▶ **What the task requires**: Please repeat all of the lines that follow, exactly as written.

Data excerpts:
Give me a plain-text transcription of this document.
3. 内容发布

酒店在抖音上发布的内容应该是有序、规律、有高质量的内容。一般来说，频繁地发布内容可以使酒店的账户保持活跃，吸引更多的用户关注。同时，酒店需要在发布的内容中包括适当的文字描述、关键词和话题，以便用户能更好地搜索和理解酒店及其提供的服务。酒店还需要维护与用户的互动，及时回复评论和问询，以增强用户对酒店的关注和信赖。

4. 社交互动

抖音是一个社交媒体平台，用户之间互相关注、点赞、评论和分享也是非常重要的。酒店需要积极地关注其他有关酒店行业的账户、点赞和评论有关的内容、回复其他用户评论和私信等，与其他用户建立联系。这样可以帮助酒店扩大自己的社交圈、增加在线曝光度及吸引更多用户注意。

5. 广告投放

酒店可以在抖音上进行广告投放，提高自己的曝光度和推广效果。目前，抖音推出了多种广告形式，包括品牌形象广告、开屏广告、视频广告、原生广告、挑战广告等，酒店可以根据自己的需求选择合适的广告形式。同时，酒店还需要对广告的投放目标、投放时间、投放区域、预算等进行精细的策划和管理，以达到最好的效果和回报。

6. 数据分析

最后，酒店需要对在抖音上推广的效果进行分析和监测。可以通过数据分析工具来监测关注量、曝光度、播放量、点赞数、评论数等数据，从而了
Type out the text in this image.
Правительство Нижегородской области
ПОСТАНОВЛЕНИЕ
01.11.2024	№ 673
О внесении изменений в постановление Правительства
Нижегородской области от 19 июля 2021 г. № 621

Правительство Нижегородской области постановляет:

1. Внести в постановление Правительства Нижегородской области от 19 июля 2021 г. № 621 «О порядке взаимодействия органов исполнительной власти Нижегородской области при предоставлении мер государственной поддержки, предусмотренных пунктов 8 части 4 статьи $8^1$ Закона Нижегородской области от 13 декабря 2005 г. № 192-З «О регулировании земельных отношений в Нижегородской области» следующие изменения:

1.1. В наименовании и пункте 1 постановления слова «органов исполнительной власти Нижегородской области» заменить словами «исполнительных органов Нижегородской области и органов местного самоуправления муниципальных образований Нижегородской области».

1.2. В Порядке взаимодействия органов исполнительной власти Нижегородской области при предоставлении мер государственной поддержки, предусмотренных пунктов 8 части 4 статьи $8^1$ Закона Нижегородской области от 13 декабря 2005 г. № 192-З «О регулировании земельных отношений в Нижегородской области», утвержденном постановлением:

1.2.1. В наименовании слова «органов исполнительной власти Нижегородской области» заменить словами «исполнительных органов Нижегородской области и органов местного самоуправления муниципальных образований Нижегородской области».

▶ **Written response**:
Give me a plain-text transcription of this document.
3. 内容发布

酒店在抖音上发布的内容应该是有序、规律、有高质量的内容。一般来说，频繁地发布内容可以使酒店的账户保持活跃，吸引更多的用户关注。同时，酒店需要在发布的内容中包括适当的文字描述、关键词和话题，以便用户能更好地搜索和理解酒店及其提供的服务。酒店还需要维护与用户的互动，及时回复评论和问询，以增强用户对酒店的关注和信赖。

4. 社交互动

抖音是一个社交媒体平台，用户之间互相关注、点赞、评论和分享也是非常重要的。酒店需要积极地关注其他有关酒店行业的账户、点赞和评论有关的内容、回复其他用户评论和私信等，与其他用户建立联系。这样可以帮助酒店扩大自己的社交圈、增加在线曝光度及吸引更多用户注意。

5. 广告投放

酒店可以在抖音上进行广告投放，提高自己的曝光度和推广效果。目前，抖音推出了多种广告形式，包括品牌形象广告、开屏广告、视频广告、原生广告、挑战广告等，酒店可以根据自己的需求选择合适的广告形式。同时，酒店还需要对广告的投放目标、投放时间、投放区域、预算等进行精细的策划和管理，以达到最好的效果和回报。

6. 数据分析

最后，酒店需要对在抖音上推广的效果进行分析和监测。可以通过数据分析工具来监测关注量、曝光度、播放量、点赞数、评论数等数据，从而了
Type out the text in this image.
Правительство Нижегородской области
ПОСТАНОВЛЕНИЕ
01.11.2024	№ 673
О внесении изменений в постановление Правительства
Нижегородской области от 19 июля 2021 г. № 621

Правительство Нижегородской области постановляет:

1. Внести в постановление Правительства Нижегородской области от 19 июля 2021 г. № 621 «О порядке взаимодействия органов исполнительной власти Нижегородской области при предоставлении мер государственной поддержки, предусмотренных пунктов 8 части 4 статьи $8^1$ Закона Нижегородской области от 13 декабря 2005 г. № 192-З «О регулировании земельных отношений в Нижегородской области» следующие изменения:

1.1. В наименовании и пункте 1 постановления слова «органов исполнительной власти Нижегородской области» заменить словами «исполнительных органов Нижегородской области и органов местного самоуправления муниципальных образований Нижегородской области».

1.2. В Порядке взаимодействия органов исполнительной власти Нижегородской области при предоставлении мер государственной поддержки, предусмотренных пунктов 8 части 4 статьи $8^1$ Закона Нижегородской области от 13 декабря 2005 г. № 192-З «О регулировании земельных отношений в Нижегородской области», утвержденном постановлением:

1.2.1. В наименовании слова «органов исполнительной власти Нижегородской области» заменить словами «исполнительных органов Нижегородской области и органов местного самоуправления муниципальных образований Нижегородской области».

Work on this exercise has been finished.